BEGIN Provided text

As others have said, a solid fuel boiler is not an instant on appliance like a gas or oil fired boiler would be. It takes a while to get the fire ramped up to full output, especially when it's trying to meet the building load as well as warm itself up. When the boiler is sized closely to the required heat output, it can be a real struggle.

BTU storage of some type would really help your situation along with some kind of boiler protection mixing device. Either a Termovar type valve or an injection mixing circ set up to protect the boiler would help your situation out immensely.

If you have a high mass radiant slab, it is nearly mandatory to have some kind of storage to cope with the huge btu load dumped on the system when it calls for heat. Can it be done other ways? Yes, but you'll find that a healthy amount (minimum of 300-500 gallons of water stored at 180* or so is far simpler than trying to out engineer what is happening in your system.

END Provided text
BEGIN Entries shown

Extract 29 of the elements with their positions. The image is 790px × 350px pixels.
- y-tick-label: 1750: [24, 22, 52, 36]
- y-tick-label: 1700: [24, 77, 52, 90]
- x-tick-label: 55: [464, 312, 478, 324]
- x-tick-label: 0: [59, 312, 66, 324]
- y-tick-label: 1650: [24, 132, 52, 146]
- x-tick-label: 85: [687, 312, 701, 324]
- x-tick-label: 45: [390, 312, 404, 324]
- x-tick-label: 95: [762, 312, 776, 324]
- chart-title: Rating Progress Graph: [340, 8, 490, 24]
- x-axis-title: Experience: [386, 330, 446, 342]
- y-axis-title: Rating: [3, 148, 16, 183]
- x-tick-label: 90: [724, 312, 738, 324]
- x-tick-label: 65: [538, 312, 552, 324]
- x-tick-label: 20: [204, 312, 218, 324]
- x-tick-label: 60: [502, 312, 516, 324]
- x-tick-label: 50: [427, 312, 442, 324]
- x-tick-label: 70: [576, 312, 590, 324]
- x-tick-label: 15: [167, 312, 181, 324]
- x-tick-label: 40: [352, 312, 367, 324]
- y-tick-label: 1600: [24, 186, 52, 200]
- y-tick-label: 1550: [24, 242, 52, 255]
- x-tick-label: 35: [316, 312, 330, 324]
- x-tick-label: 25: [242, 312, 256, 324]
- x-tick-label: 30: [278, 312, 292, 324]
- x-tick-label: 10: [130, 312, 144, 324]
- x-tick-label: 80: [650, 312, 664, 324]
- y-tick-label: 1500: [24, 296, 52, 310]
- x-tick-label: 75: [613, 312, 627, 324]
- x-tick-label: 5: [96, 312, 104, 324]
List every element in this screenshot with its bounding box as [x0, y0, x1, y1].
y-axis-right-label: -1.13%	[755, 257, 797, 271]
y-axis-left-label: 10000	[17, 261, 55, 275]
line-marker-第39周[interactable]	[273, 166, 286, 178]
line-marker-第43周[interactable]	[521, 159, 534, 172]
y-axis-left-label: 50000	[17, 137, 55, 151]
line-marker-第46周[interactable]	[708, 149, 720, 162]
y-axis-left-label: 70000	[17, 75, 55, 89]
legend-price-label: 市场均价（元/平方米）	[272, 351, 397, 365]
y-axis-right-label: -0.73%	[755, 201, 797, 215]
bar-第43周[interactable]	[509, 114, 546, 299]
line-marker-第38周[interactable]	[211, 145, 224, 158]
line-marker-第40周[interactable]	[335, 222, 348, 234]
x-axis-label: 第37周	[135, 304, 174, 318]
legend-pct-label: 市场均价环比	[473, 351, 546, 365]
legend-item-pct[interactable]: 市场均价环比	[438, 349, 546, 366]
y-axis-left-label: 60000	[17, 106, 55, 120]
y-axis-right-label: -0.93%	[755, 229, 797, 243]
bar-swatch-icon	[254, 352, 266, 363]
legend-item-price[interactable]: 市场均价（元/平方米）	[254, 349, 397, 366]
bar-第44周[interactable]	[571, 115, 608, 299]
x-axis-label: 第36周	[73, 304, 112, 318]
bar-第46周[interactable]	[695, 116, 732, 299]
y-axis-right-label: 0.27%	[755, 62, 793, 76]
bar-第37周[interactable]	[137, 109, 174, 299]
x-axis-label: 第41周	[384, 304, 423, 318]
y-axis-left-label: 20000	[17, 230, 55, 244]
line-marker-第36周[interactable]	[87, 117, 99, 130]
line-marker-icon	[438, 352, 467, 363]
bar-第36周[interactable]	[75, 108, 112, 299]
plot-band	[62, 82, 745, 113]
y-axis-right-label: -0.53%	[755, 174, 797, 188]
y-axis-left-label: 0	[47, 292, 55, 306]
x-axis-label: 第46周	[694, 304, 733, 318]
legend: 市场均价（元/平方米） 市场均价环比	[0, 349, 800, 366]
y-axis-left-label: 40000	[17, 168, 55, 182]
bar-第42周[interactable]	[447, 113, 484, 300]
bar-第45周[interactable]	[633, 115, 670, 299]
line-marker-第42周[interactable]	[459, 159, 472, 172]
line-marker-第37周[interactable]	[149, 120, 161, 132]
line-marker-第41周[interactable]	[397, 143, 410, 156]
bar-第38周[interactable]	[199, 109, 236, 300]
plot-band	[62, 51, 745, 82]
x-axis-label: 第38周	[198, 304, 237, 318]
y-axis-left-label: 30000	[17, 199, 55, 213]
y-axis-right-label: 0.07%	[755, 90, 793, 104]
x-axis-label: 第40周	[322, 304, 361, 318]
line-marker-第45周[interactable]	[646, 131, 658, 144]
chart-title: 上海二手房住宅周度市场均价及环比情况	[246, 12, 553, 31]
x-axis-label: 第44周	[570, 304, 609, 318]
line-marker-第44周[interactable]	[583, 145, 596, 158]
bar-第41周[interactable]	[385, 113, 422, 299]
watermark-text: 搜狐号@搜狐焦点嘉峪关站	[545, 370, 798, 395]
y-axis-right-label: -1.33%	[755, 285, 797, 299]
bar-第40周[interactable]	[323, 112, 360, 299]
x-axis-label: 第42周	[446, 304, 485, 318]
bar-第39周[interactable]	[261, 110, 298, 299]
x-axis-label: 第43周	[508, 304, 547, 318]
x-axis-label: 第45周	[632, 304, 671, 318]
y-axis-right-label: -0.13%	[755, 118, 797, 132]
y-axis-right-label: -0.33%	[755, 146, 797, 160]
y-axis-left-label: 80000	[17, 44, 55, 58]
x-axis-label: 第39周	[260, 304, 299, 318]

END Entries shown

Actions to take:
#1 Answer these from the boiler post:
(a) Which two kinds of boiler are called instant on?
(b) What type of valve is named as one way to protect the boiler?
(c) What kind of floor system makes some kind of storage nearly mandatory?
#2 Tell whether each statement agrees with the boiler post. Answer yes or no, and quote the words that decide it.
(a) A solid fuel boiler comes up to full output as fast as a gas boiler.
(b) An injection mixing circ set up could help protect the boiler.
(c) Sizing the boiler closely to the required heat output makes things easy.
#3 Quote everything in the boiler post from "If you have" down to "in your system.".

Answers to the exercise:
#1
(a) Gas or oil fired boilers.
(b) A Termovar type valve.
(c) A high mass radiant slab.

#2
(a) No: "a solid fuel boiler is not an instant on appliance like a gas or oil fired boiler would be."
(b) Yes: "Either a Termovar type valve or an injection mixing circ set up to protect the boiler would help your situation out immensely."
(c) No: "When the boiler is sized closely to the required heat output, it can be a real struggle."

#3
If you have a high mass radiant slab, it is nearly mandatory to have some kind of storage to cope with the huge btu load dumped on the system when it calls for heat. Can it be done other ways? Yes, but you'll find that a healthy amount (minimum of 300-500 gallons of water stored at 180* or so is far simpler than trying to out engineer what is happening in your system.